Note each line where "that" appears, and copy it.

■ ■ ■ ■ ■

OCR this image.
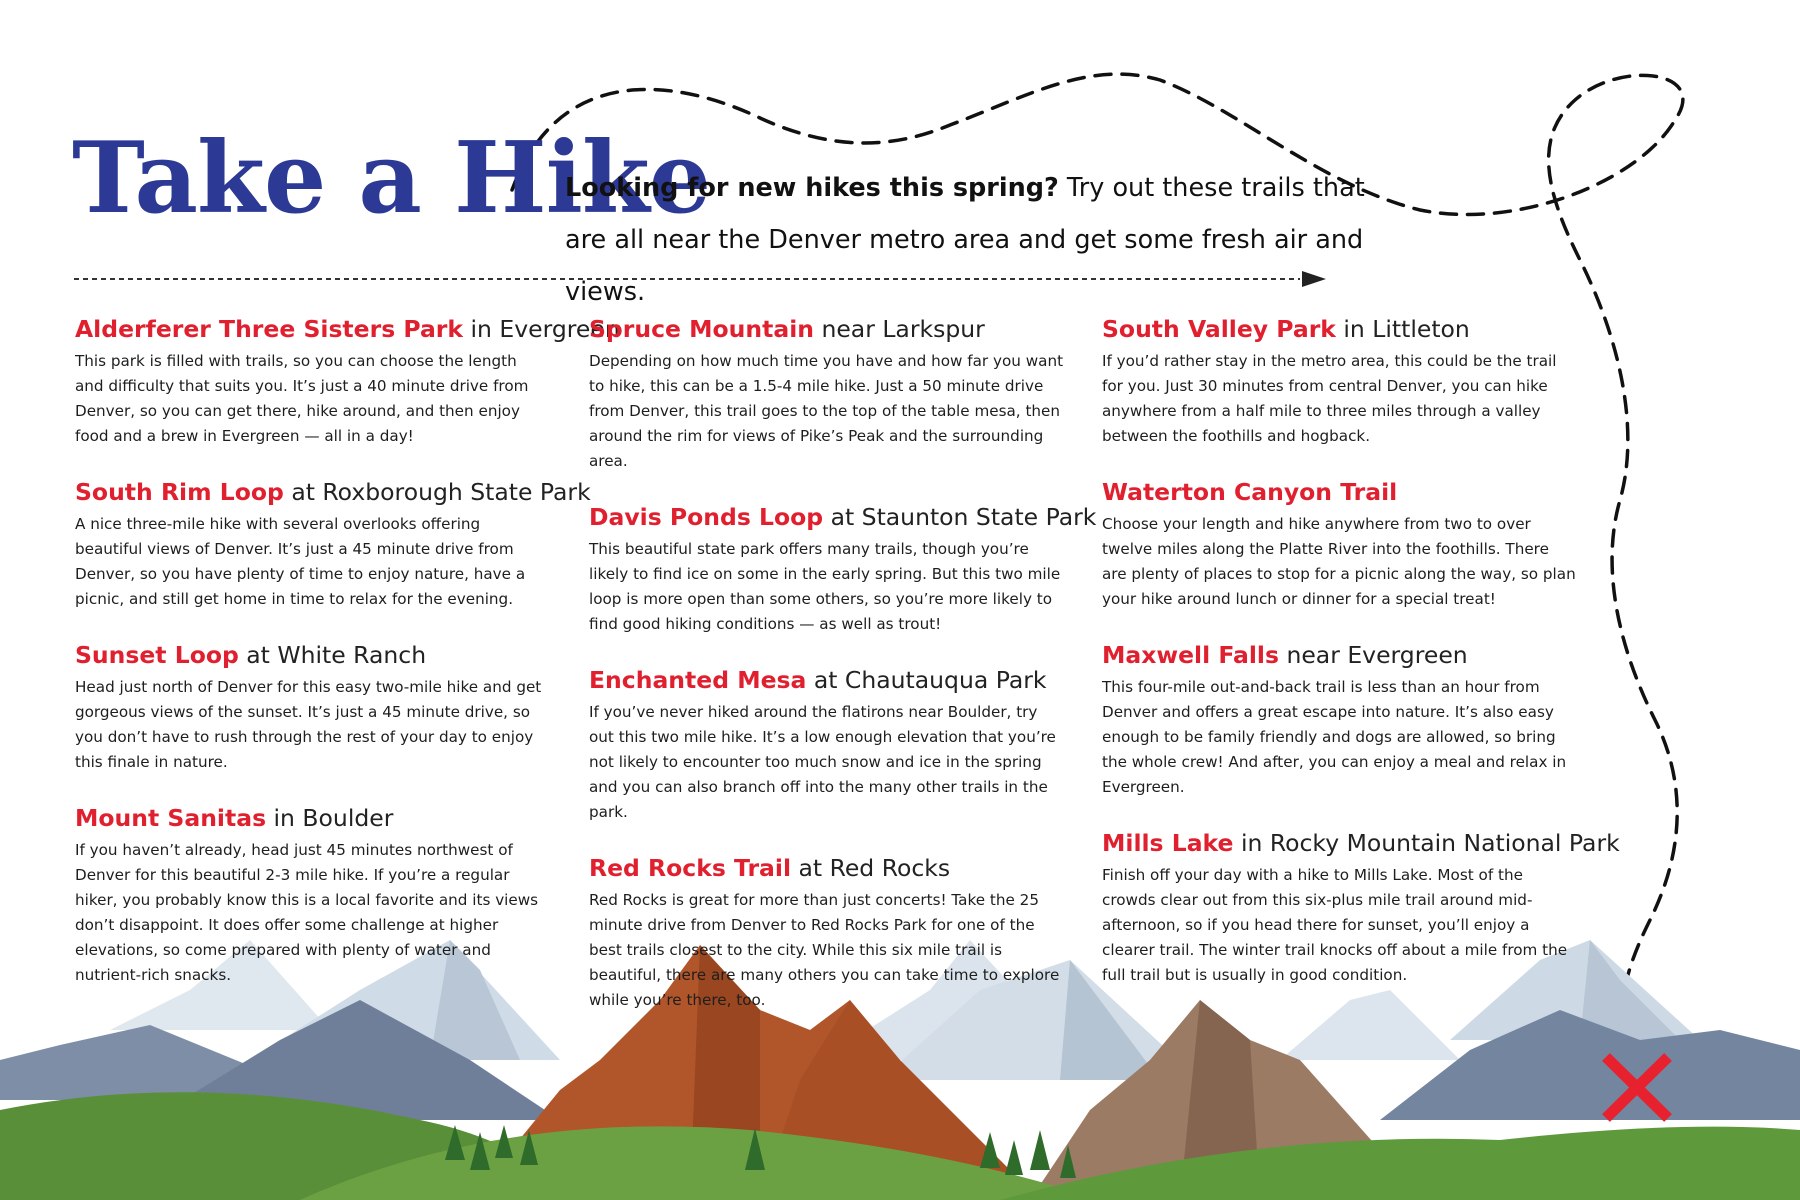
Take a Hike
Looking for new hikes this spring? Try out these trails that are all near the Denver metro area and get some fresh air and views.
Alderferer Three Sisters Park in Evergreen

This park is filled with trails, so you can choose the length and difficulty that suits you. It’s just a 40 minute drive from Denver, so you can get there, hike around, and then enjoy food and a brew in Evergreen — all in a day!

South Rim Loop at Roxborough State Park

A nice three-mile hike with several overlooks offering beautiful views of Denver. It’s just a 45 minute drive from Denver, so you have plenty of time to enjoy nature, have a picnic, and still get home in time to relax for the evening.

Sunset Loop at White Ranch

Head just north of Denver for this easy two-mile hike and get gorgeous views of the sunset. It’s just a 45 minute drive, so you don’t have to rush through the rest of your day to enjoy this finale in nature.

Mount Sanitas in Boulder

If you haven’t already, head just 45 minutes northwest of Denver for this beautiful 2-3 mile hike. If you’re a regular hiker, you probably know this is a local favorite and its views don’t disappoint. It does offer some challenge at higher elevations, so come prepared with plenty of water and nutrient-rich snacks.

Spruce Mountain near Larkspur

Depending on how much time you have and how far you want to hike, this can be a 1.5-4 mile hike. Just a 50 minute drive from Denver, this trail goes to the top of the table mesa, then around the rim for views of Pike’s Peak and the surrounding area.

Davis Ponds Loop at Staunton State Park

This beautiful state park offers many trails, though you’re likely to find ice on some in the early spring. But this two mile loop is more open than some others, so you’re more likely to find good hiking conditions — as well as trout!

Enchanted Mesa at Chautauqua Park

If you’ve never hiked around the flatirons near Boulder, try out this two mile hike. It’s a low enough elevation that you’re not likely to encounter too much snow and ice in the spring and you can also branch off into the many other trails in the park.

Red Rocks Trail at Red Rocks

Red Rocks is great for more than just concerts! Take the 25 minute drive from Denver to Red Rocks Park for one of the best trails closest to the city. While this six mile trail is beautiful, there are many others you can take time to explore while you’re there, too.

South Valley Park in Littleton

If you’d rather stay in the metro area, this could be the trail for you. Just 30 minutes from central Denver, you can hike anywhere from a half mile to three miles through a valley between the foothills and hogback.

Waterton Canyon Trail

Choose your length and hike anywhere from two to over twelve miles along the Platte River into the foothills. There are plenty of places to stop for a picnic along the way, so plan your hike around lunch or dinner for a special treat!

Maxwell Falls near Evergreen

This four-mile out-and-back trail is less than an hour from Denver and offers a great escape into nature. It’s also easy enough to be family friendly and dogs are allowed, so bring the whole crew! And after, you can enjoy a meal and relax in Evergreen.

Mills Lake in Rocky Mountain National Park

Finish off your day with a hike to Mills Lake. Most of the crowds clear out from this six-plus mile trail around mid-afternoon, so if you head there for sunset, you’ll enjoy a clearer trail. The winter trail knocks off about a mile from the full trail but is usually in good condition.
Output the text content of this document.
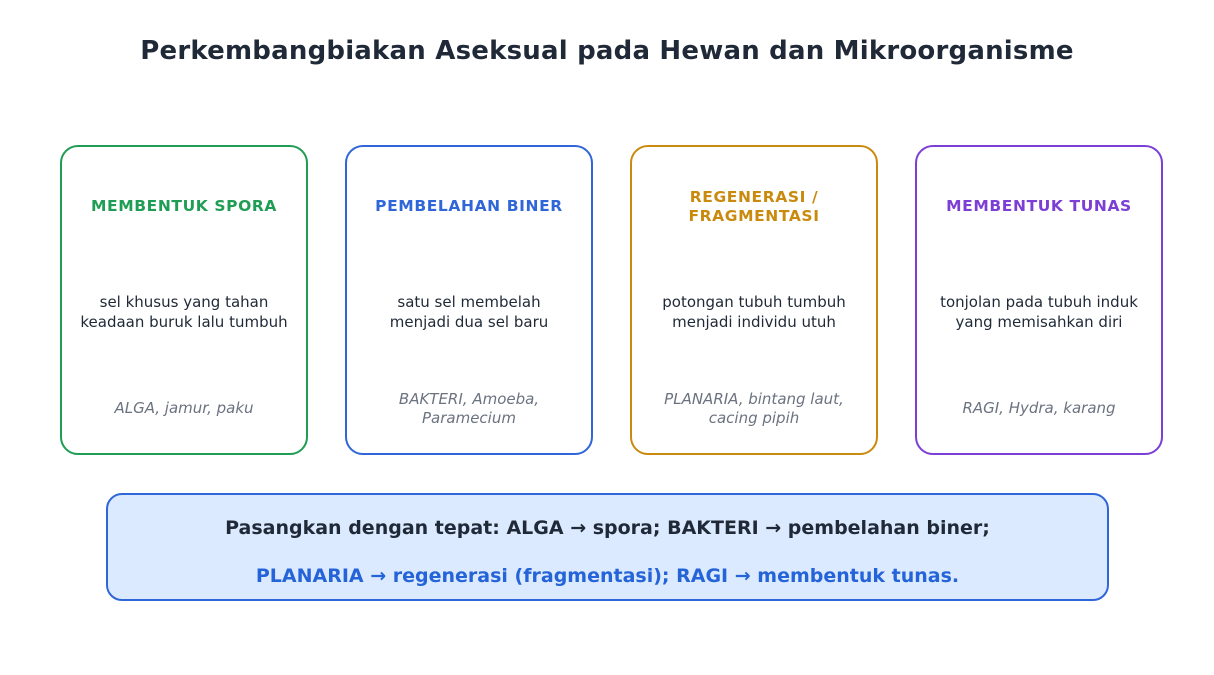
Perkembangbiakan Aseksual pada Hewan dan Mikroorganisme
MEMBENTUK SPORA
sel khusus yang tahan
keadaan buruk lalu tumbuh
ALGA, jamur, paku
PEMBELAHAN BINER
satu sel membelah
menjadi dua sel baru
BAKTERI, Amoeba,
Paramecium
REGENERASI /
FRAGMENTASI
potongan tubuh tumbuh
menjadi individu utuh
PLANARIA, bintang laut,
cacing pipih
MEMBENTUK TUNAS
tonjolan pada tubuh induk
yang memisahkan diri
RAGI, Hydra, karang
Pasangkan dengan tepat: ALGA → spora; BAKTERI → pembelahan biner;
PLANARIA → regenerasi (fragmentasi); RAGI → membentuk tunas.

■ ■ ■ ■ ■

WRITTEN ANSWER -
Looking for new hikes this spring? Try out these trails that are all near the Denver metro area and get some fresh air and views.
This park is filled with trails, so you can choose the length and difficulty that suits you. It’s just a 40 minute drive from Denver, so you can get there, hike around, and then enjoy food and a brew in Evergreen — all in a day!
If you’ve never hiked around the flatirons near Boulder, try out this two mile hike. It’s a low enough elevation that you’re not likely to encounter too much snow and ice in the spring and you can also branch off into the many other trails in the park.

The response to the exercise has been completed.